Show every line of the records below that contains the word "palm".

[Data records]
....

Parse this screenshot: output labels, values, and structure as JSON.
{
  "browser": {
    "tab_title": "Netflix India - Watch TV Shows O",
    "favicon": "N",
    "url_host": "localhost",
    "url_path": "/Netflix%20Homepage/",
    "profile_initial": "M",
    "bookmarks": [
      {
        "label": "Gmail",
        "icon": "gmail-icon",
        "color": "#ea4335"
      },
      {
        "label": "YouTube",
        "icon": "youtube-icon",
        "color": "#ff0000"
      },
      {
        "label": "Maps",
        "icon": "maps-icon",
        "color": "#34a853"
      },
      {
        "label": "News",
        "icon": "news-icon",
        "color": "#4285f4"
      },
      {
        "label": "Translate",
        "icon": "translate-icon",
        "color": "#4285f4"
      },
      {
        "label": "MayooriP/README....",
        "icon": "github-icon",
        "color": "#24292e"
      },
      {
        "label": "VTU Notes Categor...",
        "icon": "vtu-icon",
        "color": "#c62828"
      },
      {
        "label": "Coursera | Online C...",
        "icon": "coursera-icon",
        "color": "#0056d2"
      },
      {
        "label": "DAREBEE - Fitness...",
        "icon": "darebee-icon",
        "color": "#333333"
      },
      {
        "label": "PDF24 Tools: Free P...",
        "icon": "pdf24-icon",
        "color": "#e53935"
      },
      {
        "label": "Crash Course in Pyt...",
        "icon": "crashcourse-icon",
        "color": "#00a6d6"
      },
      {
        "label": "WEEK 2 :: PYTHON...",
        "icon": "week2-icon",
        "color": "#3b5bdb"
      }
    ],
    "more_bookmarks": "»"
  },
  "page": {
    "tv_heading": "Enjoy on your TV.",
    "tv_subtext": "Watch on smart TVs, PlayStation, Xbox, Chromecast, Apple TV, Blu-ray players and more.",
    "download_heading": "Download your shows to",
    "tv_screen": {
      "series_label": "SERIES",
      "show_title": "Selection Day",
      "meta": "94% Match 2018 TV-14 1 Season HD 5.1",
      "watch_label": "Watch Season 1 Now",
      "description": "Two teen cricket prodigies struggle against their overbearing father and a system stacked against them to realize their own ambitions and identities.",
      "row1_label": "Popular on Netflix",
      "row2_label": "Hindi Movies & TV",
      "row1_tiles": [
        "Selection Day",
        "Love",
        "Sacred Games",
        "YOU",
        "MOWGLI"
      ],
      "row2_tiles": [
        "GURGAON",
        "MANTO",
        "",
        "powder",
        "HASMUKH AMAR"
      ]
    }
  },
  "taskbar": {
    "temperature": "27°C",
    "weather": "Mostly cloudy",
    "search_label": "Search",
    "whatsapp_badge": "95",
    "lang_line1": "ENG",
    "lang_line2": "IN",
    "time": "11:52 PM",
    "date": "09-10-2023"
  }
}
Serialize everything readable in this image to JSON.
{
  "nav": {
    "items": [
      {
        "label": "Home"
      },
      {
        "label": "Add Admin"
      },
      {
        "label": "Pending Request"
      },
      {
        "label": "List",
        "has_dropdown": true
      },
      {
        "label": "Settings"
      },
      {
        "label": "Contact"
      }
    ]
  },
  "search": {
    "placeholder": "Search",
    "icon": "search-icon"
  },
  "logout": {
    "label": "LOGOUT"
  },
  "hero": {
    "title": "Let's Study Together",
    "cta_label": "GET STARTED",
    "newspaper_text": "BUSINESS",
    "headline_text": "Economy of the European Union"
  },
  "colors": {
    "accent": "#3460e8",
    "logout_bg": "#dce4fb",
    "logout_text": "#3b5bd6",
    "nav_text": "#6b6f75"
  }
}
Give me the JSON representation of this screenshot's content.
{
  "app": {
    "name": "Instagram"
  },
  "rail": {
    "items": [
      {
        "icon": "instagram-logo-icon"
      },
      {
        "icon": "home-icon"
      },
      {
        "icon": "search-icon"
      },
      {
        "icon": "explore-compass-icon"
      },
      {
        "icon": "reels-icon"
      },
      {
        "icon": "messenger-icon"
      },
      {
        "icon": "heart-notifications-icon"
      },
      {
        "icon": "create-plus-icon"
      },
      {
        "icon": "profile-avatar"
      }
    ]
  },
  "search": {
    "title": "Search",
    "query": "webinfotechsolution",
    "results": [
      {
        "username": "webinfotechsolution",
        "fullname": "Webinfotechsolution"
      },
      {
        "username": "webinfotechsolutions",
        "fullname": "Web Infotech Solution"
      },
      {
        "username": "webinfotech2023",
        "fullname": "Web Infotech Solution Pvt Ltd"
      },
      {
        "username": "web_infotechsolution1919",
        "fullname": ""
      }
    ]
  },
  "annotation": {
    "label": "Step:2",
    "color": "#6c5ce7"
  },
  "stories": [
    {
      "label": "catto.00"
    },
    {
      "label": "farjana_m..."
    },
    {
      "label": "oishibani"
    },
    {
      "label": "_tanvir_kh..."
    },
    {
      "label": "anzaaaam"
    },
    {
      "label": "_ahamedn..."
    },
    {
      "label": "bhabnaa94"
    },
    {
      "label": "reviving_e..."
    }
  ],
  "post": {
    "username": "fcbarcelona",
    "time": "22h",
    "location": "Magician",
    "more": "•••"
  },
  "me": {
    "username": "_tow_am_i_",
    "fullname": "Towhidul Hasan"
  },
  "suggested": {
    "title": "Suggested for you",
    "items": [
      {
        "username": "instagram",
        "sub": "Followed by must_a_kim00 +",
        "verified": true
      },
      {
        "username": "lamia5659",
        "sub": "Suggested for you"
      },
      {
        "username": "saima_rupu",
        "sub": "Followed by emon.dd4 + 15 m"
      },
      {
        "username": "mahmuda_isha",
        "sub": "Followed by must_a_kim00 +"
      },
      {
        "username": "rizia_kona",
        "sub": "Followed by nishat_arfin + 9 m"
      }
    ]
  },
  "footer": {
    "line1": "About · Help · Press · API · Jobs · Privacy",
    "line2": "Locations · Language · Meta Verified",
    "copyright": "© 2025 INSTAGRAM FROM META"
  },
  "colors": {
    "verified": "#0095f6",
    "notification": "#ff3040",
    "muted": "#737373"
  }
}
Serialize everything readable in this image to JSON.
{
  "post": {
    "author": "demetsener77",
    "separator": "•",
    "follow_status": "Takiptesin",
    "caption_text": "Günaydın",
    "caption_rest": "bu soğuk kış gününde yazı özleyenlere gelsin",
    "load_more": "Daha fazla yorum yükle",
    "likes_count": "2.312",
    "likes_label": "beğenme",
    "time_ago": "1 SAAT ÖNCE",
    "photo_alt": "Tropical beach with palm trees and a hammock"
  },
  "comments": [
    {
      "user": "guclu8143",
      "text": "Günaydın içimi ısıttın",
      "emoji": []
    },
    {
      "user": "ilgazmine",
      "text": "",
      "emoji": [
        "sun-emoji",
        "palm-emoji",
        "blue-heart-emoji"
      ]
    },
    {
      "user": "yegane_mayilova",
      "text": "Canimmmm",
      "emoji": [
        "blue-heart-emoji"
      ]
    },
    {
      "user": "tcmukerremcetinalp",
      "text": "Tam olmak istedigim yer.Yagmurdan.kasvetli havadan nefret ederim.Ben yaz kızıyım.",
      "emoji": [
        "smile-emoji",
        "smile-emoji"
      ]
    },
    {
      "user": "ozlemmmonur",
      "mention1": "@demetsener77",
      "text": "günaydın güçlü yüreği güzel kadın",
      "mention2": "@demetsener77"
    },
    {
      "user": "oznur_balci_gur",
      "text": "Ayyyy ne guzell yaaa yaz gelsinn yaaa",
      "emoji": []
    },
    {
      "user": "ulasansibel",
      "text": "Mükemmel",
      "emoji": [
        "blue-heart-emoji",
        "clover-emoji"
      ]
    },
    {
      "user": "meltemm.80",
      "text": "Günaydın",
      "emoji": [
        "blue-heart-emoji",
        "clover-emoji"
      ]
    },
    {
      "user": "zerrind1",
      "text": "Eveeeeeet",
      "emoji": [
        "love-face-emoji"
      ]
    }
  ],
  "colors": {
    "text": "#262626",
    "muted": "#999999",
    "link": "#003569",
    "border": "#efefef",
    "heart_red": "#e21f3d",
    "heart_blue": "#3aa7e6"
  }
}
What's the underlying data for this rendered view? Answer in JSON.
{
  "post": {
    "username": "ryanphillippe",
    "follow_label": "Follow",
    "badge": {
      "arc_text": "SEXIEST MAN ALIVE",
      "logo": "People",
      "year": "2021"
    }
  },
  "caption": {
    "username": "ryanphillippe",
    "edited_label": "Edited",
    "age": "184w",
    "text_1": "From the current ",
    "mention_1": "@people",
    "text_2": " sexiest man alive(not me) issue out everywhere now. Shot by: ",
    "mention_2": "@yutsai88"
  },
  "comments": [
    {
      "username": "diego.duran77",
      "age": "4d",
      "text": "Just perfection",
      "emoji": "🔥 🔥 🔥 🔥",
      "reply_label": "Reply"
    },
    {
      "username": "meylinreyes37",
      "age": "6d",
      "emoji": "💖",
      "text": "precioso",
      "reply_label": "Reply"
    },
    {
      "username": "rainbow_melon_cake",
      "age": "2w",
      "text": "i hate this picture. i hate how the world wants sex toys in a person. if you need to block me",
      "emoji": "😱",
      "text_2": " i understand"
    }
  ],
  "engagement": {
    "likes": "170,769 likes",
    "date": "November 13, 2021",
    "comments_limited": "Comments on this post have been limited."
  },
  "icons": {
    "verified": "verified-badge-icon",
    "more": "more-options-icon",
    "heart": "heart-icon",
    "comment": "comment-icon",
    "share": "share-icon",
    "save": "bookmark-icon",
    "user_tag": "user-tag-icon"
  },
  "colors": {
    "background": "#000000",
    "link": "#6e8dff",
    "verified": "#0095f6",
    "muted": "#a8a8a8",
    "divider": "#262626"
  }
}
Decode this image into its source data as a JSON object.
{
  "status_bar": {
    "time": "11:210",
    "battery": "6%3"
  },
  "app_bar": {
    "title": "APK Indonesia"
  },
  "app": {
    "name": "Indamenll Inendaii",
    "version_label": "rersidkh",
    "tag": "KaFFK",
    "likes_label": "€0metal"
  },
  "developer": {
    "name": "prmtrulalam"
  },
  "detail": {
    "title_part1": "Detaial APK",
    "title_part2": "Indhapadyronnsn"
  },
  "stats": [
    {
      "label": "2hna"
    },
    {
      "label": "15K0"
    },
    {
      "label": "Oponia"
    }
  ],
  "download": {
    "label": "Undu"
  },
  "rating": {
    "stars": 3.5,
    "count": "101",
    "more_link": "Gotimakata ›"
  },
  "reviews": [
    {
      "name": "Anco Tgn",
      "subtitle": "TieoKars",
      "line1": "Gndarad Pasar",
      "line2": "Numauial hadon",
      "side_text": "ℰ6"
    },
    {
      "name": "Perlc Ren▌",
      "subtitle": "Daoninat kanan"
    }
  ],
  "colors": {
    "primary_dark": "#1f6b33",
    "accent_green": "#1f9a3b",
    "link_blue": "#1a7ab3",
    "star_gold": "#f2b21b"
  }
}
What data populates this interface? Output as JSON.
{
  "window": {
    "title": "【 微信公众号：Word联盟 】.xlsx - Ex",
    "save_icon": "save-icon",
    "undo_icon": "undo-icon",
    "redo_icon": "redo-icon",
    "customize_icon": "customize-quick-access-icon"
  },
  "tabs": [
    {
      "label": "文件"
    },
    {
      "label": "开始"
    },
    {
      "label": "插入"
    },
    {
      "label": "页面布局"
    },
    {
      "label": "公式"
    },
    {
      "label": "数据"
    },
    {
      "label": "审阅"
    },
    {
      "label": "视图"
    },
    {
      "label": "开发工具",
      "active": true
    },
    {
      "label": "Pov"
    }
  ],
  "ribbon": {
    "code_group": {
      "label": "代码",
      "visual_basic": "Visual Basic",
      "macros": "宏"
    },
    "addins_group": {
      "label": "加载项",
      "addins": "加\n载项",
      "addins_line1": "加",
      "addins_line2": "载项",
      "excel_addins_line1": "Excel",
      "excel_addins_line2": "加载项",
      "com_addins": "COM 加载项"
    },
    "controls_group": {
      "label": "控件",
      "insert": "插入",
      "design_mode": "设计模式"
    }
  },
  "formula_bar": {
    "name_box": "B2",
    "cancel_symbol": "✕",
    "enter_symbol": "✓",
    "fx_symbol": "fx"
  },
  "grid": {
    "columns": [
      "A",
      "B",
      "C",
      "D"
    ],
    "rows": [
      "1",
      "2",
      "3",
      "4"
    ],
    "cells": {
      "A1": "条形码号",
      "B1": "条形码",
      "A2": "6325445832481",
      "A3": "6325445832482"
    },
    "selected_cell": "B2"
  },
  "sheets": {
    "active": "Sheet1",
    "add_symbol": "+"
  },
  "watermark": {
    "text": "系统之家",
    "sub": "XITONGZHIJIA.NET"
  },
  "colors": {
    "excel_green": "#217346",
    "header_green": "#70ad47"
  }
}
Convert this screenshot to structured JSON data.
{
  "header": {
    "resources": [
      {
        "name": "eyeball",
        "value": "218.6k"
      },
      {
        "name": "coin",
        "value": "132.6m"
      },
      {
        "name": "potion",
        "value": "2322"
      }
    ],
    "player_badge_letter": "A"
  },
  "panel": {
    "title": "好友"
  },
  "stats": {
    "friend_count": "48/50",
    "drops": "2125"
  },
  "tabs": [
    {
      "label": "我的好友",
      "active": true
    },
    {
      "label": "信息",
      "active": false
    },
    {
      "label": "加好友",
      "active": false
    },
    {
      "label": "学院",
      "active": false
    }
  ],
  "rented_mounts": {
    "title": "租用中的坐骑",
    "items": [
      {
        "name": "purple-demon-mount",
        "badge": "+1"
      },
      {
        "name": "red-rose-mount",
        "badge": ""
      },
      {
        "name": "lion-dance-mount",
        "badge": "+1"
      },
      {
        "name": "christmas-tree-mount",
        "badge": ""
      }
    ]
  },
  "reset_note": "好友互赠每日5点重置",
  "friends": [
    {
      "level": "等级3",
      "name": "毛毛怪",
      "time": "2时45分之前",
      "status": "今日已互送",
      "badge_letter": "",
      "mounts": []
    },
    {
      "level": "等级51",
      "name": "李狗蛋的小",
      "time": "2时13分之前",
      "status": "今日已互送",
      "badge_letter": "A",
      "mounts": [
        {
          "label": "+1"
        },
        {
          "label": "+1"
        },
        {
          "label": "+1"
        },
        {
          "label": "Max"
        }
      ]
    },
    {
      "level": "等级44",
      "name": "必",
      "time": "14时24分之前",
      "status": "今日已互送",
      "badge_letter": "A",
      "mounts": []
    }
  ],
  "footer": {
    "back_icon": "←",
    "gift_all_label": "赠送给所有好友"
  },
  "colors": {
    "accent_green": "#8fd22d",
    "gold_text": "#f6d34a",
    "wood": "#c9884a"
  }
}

....

The solution:
    "photo_alt": "Tropical beach with palm trees and a hammock"
        "palm-emoji",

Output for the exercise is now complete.